#### Entries supplied:
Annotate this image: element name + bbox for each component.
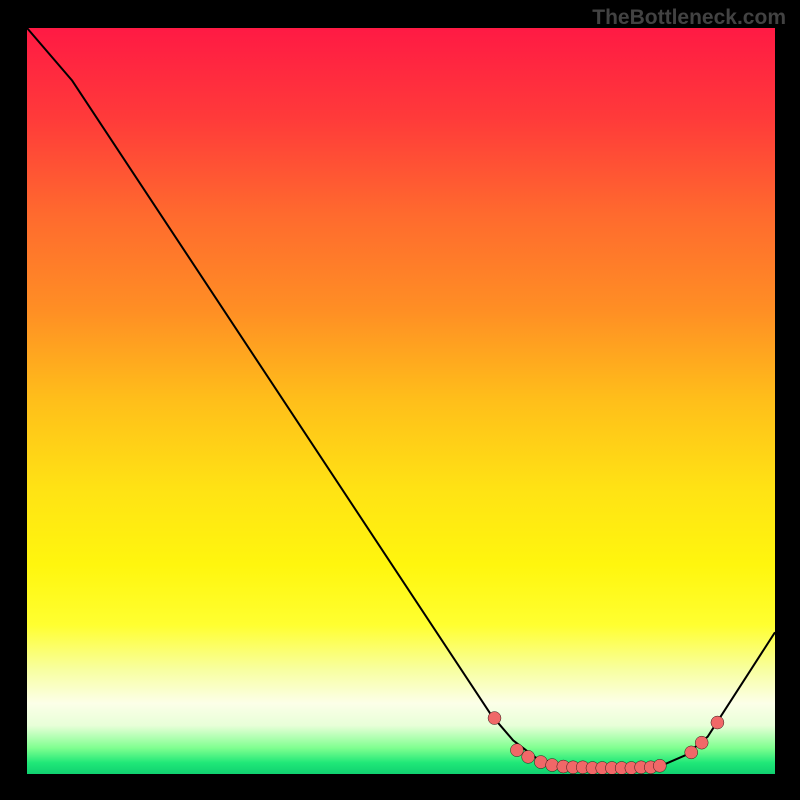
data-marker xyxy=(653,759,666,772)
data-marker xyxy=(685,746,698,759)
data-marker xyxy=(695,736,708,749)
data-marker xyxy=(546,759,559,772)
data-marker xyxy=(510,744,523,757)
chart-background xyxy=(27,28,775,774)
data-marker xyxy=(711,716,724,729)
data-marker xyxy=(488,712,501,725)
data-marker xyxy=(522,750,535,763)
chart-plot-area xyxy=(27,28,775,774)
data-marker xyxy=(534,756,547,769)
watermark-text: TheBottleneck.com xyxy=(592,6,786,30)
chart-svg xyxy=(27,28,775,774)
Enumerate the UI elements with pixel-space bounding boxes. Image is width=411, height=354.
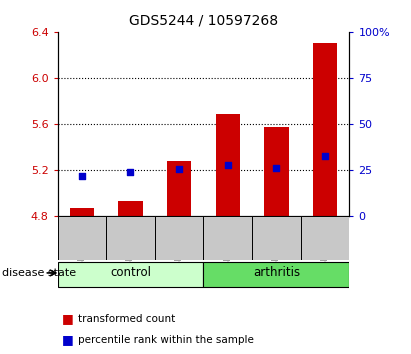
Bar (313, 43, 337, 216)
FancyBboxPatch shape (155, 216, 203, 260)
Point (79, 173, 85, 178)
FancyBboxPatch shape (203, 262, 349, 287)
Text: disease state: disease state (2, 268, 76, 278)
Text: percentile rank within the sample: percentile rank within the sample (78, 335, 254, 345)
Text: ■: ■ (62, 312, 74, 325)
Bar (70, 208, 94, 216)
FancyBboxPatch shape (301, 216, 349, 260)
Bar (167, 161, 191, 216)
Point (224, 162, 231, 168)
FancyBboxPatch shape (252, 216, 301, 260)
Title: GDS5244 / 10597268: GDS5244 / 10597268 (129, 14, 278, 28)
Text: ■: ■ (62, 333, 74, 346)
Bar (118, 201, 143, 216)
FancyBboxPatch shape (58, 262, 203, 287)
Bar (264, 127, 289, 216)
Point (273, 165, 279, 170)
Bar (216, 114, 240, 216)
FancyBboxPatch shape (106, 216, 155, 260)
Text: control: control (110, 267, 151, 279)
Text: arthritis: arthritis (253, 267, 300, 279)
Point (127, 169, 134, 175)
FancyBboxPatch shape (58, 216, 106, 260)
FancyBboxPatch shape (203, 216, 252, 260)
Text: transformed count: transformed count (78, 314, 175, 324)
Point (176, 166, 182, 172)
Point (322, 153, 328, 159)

--

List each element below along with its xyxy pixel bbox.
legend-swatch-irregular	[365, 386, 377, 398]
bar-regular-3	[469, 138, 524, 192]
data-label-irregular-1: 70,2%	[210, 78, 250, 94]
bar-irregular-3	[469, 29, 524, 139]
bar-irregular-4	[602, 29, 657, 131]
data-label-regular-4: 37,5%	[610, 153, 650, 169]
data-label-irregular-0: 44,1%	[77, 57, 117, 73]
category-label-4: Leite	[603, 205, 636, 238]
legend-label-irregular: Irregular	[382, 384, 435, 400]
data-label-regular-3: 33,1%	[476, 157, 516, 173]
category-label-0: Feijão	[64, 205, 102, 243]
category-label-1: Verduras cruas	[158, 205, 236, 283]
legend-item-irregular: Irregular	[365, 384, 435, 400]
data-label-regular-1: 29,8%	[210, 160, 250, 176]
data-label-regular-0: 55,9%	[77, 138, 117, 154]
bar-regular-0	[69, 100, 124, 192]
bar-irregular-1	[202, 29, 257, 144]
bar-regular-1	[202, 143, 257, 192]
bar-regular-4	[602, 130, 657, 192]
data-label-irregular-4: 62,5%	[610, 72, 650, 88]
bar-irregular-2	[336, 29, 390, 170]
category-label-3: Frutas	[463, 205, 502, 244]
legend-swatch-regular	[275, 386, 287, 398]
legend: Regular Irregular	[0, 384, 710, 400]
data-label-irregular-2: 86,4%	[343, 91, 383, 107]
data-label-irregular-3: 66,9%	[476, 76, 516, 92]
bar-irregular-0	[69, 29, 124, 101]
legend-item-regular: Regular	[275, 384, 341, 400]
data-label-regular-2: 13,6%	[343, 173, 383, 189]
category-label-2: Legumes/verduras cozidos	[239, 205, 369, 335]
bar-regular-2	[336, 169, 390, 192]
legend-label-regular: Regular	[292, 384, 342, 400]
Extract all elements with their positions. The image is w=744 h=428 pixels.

#### Set problem:
Convert the lines in the first block to a JSON array of strings, one string per line and no blank lines. Start at the line containing "data-marker xyxy=(653,759,666,772)" and stop after the line containing "chart-svg xyxy=(27,28,775,774)".

#### Result below:
[
  "data-marker xyxy=(653,759,666,772)",
  "data-marker xyxy=(685,746,698,759)",
  "data-marker xyxy=(695,736,708,749)",
  "data-marker xyxy=(546,759,559,772)",
  "data-marker xyxy=(510,744,523,757)",
  "chart-background xyxy=(27,28,775,774)",
  "data-marker xyxy=(711,716,724,729)",
  "data-marker xyxy=(488,712,501,725)",
  "data-marker xyxy=(522,750,535,763)",
  "chart-plot-area xyxy=(27,28,775,774)",
  "data-marker xyxy=(534,756,547,769)",
  "watermark-text: TheBottleneck.com xyxy=(592,6,786,30)",
  "chart-svg xyxy=(27,28,775,774)"
]